### Task to carry out:
Leaving out all images, write out the records that follow exactly.

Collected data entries
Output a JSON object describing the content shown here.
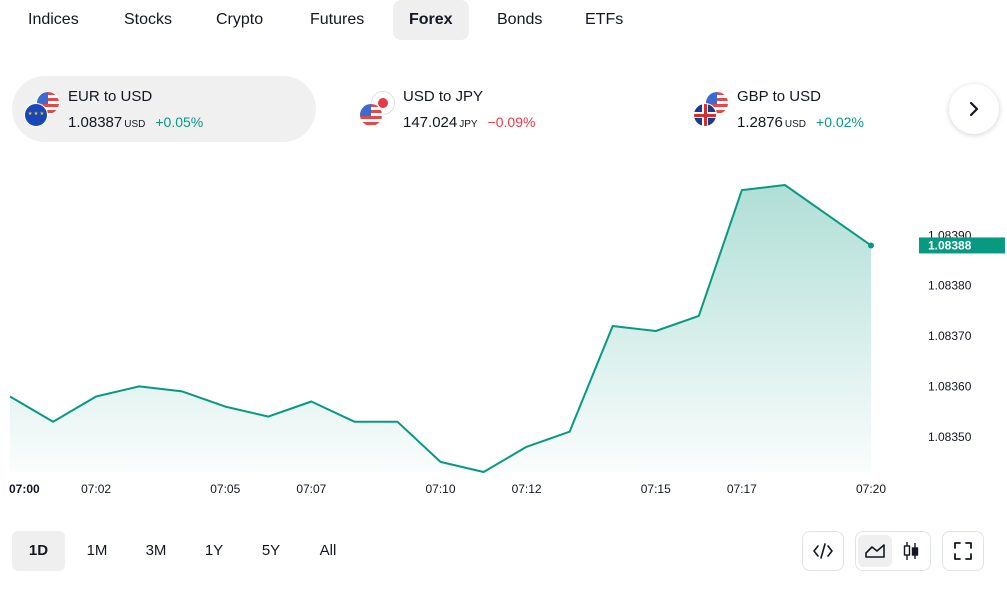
{
  "tabs": [
    {
      "label": "Indices",
      "active": false
    },
    {
      "label": "Stocks",
      "active": false
    },
    {
      "label": "Crypto",
      "active": false
    },
    {
      "label": "Futures",
      "active": false
    },
    {
      "label": "Forex",
      "active": true
    },
    {
      "label": "Bonds",
      "active": false
    },
    {
      "label": "ETFs",
      "active": false
    }
  ],
  "symbols": [
    {
      "name": "EUR to USD",
      "price": "1.08387",
      "unit": "USD",
      "change": "+0.05%",
      "direction": "up",
      "flags": [
        "us-flag-icon",
        "eu-flag-icon"
      ],
      "active": true
    },
    {
      "name": "USD to JPY",
      "price": "147.024",
      "unit": "JPY",
      "change": "−0.09%",
      "direction": "down",
      "flags": [
        "jp-flag-icon",
        "us-flag-icon"
      ],
      "active": false
    },
    {
      "name": "GBP to USD",
      "price": "1.2876",
      "unit": "USD",
      "change": "+0.02%",
      "direction": "up",
      "flags": [
        "us-flag-icon",
        "gb-flag-icon"
      ],
      "active": false
    }
  ],
  "next_icon": "chevron-right-icon",
  "chart_data": {
    "type": "area",
    "title": "",
    "xlabel": "",
    "ylabel": "",
    "x_tick_labels": [
      "07:00",
      "07:02",
      "07:05",
      "07:07",
      "07:10",
      "07:12",
      "07:15",
      "07:17",
      "07:20"
    ],
    "x_tick_minutes": [
      0,
      2,
      5,
      7,
      10,
      12,
      15,
      17,
      20
    ],
    "y_tick_labels": [
      "1.08390",
      "1.08380",
      "1.08370",
      "1.08360",
      "1.08350"
    ],
    "y_ticks": [
      1.0839,
      1.0838,
      1.0837,
      1.0836,
      1.0835
    ],
    "ylim": [
      1.08343,
      1.08401
    ],
    "xlim": [
      0,
      20
    ],
    "series": [
      {
        "x": [
          0,
          1,
          2,
          3,
          4,
          5,
          6,
          7,
          8,
          9,
          10,
          11,
          12,
          13,
          14,
          15,
          16,
          17,
          18,
          19,
          20
        ],
        "y": [
          1.08358,
          1.08353,
          1.08358,
          1.0836,
          1.08359,
          1.08356,
          1.08354,
          1.08357,
          1.08353,
          1.08353,
          1.08345,
          1.08343,
          1.08348,
          1.08351,
          1.08372,
          1.08371,
          1.08374,
          1.08399,
          1.084,
          1.08394,
          1.08388
        ]
      }
    ],
    "last_value_label": "1.08388",
    "line_color": "#089981",
    "fill_color": "#089981",
    "grid": false
  },
  "ranges": [
    {
      "label": "1D",
      "active": true
    },
    {
      "label": "1M",
      "active": false
    },
    {
      "label": "3M",
      "active": false
    },
    {
      "label": "1Y",
      "active": false
    },
    {
      "label": "5Y",
      "active": false
    },
    {
      "label": "All",
      "active": false
    }
  ],
  "tools": {
    "embed_icon": "code-icon",
    "chart_types": [
      {
        "icon": "area-chart-icon",
        "active": true
      },
      {
        "icon": "candlestick-chart-icon",
        "active": false
      }
    ],
    "fullscreen_icon": "fullscreen-icon"
  }
}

### Exercise output:
Output a JSON object describing the content shown here.
{
  "tabs": [
    {
      "label": "Indices",
      "active": false
    },
    {
      "label": "Stocks",
      "active": false
    },
    {
      "label": "Crypto",
      "active": false
    },
    {
      "label": "Futures",
      "active": false
    },
    {
      "label": "Forex",
      "active": true
    },
    {
      "label": "Bonds",
      "active": false
    },
    {
      "label": "ETFs",
      "active": false
    }
  ],
  "symbols": [
    {
      "name": "EUR to USD",
      "price": "1.08387",
      "unit": "USD",
      "change": "+0.05%",
      "direction": "up",
      "flags": [
        "us-flag-icon",
        "eu-flag-icon"
      ],
      "active": true
    },
    {
      "name": "USD to JPY",
      "price": "147.024",
      "unit": "JPY",
      "change": "−0.09%",
      "direction": "down",
      "flags": [
        "jp-flag-icon",
        "us-flag-icon"
      ],
      "active": false
    },
    {
      "name": "GBP to USD",
      "price": "1.2876",
      "unit": "USD",
      "change": "+0.02%",
      "direction": "up",
      "flags": [
        "us-flag-icon",
        "gb-flag-icon"
      ],
      "active": false
    }
  ],
  "next_icon": "chevron-right-icon",
  "chart_data": {
    "type": "area",
    "title": "",
    "xlabel": "",
    "ylabel": "",
    "x_tick_labels": [
      "07:00",
      "07:02",
      "07:05",
      "07:07",
      "07:10",
      "07:12",
      "07:15",
      "07:17",
      "07:20"
    ],
    "x_tick_minutes": [
      0,
      2,
      5,
      7,
      10,
      12,
      15,
      17,
      20
    ],
    "y_tick_labels": [
      "1.08390",
      "1.08380",
      "1.08370",
      "1.08360",
      "1.08350"
    ],
    "y_ticks": [
      1.0839,
      1.0838,
      1.0837,
      1.0836,
      1.0835
    ],
    "ylim": [
      1.08343,
      1.08401
    ],
    "xlim": [
      0,
      20
    ],
    "series": [
      {
        "x": [
          0,
          1,
          2,
          3,
          4,
          5,
          6,
          7,
          8,
          9,
          10,
          11,
          12,
          13,
          14,
          15,
          16,
          17,
          18,
          19,
          20
        ],
        "y": [
          1.08358,
          1.08353,
          1.08358,
          1.0836,
          1.08359,
          1.08356,
          1.08354,
          1.08357,
          1.08353,
          1.08353,
          1.08345,
          1.08343,
          1.08348,
          1.08351,
          1.08372,
          1.08371,
          1.08374,
          1.08399,
          1.084,
          1.08394,
          1.08388
        ]
      }
    ],
    "last_value_label": "1.08388",
    "line_color": "#089981",
    "fill_color": "#089981",
    "grid": false
  },
  "ranges": [
    {
      "label": "1D",
      "active": true
    },
    {
      "label": "1M",
      "active": false
    },
    {
      "label": "3M",
      "active": false
    },
    {
      "label": "1Y",
      "active": false
    },
    {
      "label": "5Y",
      "active": false
    },
    {
      "label": "All",
      "active": false
    }
  ],
  "tools": {
    "embed_icon": "code-icon",
    "chart_types": [
      {
        "icon": "area-chart-icon",
        "active": true
      },
      {
        "icon": "candlestick-chart-icon",
        "active": false
      }
    ],
    "fullscreen_icon": "fullscreen-icon"
  }
}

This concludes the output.